» **AIM**:
Find the string "title" and gather every line that holds it.

» **RECORD EXCERPTS**:
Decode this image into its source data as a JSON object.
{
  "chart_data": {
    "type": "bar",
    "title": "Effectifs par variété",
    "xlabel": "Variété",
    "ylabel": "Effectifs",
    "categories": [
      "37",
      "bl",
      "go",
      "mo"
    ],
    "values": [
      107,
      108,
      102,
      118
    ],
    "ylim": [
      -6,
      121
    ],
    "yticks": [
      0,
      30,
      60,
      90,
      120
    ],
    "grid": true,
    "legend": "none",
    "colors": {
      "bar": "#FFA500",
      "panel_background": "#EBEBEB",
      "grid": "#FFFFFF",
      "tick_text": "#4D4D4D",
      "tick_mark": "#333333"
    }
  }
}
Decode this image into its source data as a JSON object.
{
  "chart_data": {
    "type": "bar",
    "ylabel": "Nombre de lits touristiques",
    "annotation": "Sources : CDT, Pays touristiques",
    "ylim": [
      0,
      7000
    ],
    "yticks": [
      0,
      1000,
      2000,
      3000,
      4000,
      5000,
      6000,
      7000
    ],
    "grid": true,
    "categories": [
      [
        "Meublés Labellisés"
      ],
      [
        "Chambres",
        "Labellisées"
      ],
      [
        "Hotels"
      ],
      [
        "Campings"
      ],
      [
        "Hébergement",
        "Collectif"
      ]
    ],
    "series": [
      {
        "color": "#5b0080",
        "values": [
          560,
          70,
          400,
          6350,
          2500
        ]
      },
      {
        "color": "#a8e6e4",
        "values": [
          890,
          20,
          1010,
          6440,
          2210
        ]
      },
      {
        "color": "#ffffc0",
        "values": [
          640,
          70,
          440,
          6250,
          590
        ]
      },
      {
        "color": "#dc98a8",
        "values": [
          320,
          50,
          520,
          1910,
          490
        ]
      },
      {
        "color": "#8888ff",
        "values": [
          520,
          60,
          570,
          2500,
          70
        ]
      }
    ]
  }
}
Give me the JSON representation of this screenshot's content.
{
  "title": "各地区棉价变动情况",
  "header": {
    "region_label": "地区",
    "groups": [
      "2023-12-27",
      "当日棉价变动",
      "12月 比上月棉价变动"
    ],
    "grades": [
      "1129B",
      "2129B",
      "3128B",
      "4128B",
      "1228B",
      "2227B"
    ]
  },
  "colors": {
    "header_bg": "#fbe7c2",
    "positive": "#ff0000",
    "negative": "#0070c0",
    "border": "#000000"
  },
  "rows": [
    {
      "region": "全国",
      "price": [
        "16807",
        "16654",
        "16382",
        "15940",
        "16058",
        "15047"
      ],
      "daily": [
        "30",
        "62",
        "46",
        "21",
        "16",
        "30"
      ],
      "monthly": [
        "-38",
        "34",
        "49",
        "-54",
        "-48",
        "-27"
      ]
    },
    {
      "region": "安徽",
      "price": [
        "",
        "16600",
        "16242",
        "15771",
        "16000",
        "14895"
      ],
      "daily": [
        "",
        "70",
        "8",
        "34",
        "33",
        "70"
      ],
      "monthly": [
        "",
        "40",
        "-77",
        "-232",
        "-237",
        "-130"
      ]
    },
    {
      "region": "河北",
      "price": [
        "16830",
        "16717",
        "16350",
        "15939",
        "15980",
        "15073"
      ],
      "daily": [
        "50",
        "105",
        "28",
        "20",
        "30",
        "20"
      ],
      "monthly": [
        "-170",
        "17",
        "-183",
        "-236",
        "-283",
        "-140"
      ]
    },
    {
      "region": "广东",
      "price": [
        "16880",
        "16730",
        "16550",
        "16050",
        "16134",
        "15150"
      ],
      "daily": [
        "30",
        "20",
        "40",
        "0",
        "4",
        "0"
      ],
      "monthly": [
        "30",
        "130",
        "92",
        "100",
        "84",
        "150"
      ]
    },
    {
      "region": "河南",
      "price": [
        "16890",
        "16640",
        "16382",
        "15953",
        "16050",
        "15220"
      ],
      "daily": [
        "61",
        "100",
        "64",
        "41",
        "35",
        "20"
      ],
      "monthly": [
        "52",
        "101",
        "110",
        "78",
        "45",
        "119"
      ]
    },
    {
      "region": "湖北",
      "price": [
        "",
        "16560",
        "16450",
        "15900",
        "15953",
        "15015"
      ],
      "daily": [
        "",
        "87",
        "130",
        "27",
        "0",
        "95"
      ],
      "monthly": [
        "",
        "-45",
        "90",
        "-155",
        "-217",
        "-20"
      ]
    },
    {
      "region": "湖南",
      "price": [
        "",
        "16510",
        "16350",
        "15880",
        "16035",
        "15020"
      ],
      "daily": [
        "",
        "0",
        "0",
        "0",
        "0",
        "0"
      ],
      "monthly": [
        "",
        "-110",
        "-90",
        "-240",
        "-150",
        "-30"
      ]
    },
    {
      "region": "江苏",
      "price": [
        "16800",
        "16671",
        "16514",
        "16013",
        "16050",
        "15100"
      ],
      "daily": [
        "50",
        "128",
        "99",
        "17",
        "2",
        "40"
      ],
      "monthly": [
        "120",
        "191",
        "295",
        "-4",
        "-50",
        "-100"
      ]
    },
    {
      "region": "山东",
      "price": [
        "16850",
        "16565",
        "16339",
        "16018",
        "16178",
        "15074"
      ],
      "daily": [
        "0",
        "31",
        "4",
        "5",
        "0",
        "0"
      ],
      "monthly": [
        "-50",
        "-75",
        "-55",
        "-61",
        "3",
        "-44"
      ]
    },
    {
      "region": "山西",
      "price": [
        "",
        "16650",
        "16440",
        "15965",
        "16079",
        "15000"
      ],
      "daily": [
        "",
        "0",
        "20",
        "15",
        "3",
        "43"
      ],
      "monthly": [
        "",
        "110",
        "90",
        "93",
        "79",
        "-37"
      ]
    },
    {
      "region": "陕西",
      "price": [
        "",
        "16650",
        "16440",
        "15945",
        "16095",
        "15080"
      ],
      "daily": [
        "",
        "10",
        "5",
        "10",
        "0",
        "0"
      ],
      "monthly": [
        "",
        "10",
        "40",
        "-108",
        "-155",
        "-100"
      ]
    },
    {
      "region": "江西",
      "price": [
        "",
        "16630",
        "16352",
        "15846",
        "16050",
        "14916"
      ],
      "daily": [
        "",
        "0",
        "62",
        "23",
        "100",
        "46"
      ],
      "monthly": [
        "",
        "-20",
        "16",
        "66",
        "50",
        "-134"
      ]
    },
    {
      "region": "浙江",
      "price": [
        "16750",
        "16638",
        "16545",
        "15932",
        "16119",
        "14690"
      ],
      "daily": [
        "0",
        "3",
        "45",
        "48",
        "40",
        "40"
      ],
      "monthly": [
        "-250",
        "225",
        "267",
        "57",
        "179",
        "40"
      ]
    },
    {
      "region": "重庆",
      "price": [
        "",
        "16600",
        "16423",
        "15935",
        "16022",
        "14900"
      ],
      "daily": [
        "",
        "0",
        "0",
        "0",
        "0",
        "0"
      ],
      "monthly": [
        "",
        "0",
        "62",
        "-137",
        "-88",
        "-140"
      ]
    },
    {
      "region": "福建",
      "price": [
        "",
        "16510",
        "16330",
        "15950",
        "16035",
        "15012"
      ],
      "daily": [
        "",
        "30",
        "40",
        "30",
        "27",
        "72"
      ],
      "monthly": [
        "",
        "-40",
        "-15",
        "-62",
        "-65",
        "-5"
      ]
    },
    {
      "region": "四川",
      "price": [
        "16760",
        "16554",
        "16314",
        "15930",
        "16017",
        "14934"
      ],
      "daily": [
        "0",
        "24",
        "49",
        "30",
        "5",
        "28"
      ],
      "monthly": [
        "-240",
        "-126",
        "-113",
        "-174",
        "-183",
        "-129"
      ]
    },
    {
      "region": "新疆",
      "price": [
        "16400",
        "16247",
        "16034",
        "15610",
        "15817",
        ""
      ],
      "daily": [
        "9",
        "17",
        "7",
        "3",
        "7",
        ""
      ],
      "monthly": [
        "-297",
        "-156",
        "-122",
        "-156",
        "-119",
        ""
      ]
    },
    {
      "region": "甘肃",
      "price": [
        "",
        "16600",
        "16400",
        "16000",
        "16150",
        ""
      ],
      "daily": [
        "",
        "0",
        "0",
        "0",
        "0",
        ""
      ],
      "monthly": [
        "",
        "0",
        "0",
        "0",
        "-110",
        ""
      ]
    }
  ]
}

» **EXERCISE OUTPUT**:
    "title": "Effectifs par variété",
  "title": "各地区棉价变动情况",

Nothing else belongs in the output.